SET EXERCISE
Tell how many lines contain the word "JSON". Reply with the number only.

begin

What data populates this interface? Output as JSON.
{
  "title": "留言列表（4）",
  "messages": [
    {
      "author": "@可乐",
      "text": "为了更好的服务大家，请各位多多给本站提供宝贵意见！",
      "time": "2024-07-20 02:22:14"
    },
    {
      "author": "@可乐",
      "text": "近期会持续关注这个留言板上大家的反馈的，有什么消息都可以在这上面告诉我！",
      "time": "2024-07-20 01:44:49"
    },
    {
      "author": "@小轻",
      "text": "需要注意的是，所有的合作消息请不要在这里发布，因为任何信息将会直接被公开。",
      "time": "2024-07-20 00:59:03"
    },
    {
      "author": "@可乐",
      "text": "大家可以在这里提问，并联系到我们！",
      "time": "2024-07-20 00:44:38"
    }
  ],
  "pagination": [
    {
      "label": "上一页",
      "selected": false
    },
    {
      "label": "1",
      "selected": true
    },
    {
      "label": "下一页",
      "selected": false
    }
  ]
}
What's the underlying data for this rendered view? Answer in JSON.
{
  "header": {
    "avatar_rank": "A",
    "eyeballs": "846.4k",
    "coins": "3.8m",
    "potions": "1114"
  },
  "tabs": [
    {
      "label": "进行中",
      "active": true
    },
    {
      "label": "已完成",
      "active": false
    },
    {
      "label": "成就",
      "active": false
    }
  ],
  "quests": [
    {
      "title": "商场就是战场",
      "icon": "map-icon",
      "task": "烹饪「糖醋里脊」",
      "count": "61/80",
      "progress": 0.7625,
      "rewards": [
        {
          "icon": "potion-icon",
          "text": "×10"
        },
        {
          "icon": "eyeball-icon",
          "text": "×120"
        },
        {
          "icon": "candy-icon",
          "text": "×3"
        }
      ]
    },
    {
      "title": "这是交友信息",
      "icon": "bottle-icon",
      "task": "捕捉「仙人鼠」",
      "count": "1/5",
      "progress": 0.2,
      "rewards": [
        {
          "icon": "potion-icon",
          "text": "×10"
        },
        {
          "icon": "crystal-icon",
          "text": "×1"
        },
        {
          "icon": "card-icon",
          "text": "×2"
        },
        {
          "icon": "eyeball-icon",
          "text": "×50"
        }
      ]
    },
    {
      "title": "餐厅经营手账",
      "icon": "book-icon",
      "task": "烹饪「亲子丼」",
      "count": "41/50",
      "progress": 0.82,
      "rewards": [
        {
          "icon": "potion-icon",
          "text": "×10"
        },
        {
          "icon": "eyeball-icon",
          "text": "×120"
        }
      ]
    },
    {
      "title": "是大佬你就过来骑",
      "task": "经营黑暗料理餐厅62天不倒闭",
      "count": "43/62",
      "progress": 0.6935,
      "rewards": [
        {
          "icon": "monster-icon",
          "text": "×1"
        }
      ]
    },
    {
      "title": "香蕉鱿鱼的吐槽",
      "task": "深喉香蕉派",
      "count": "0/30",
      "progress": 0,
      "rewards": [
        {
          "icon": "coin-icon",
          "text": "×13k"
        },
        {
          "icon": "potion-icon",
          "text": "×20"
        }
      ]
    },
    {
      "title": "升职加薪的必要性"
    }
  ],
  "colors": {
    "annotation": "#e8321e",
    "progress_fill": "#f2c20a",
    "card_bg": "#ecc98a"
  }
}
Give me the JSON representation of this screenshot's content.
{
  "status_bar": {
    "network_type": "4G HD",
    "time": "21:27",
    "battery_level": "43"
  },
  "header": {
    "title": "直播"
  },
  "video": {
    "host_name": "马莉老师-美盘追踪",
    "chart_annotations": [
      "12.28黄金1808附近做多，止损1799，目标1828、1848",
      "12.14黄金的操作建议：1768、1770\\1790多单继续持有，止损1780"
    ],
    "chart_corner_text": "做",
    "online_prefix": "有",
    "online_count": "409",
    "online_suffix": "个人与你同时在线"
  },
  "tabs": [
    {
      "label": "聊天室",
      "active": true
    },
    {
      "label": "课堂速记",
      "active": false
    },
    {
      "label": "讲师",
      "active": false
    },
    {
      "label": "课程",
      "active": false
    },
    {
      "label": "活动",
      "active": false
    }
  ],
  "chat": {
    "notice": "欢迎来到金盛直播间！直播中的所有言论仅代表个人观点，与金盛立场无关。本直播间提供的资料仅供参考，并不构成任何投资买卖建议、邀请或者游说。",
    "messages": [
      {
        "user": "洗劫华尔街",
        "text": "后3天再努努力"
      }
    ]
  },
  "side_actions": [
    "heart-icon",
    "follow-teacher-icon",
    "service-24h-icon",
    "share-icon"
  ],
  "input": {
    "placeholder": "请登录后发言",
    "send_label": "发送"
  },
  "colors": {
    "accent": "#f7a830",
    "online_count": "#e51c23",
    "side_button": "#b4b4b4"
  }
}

end

SOLUTION TO THIS TASK
3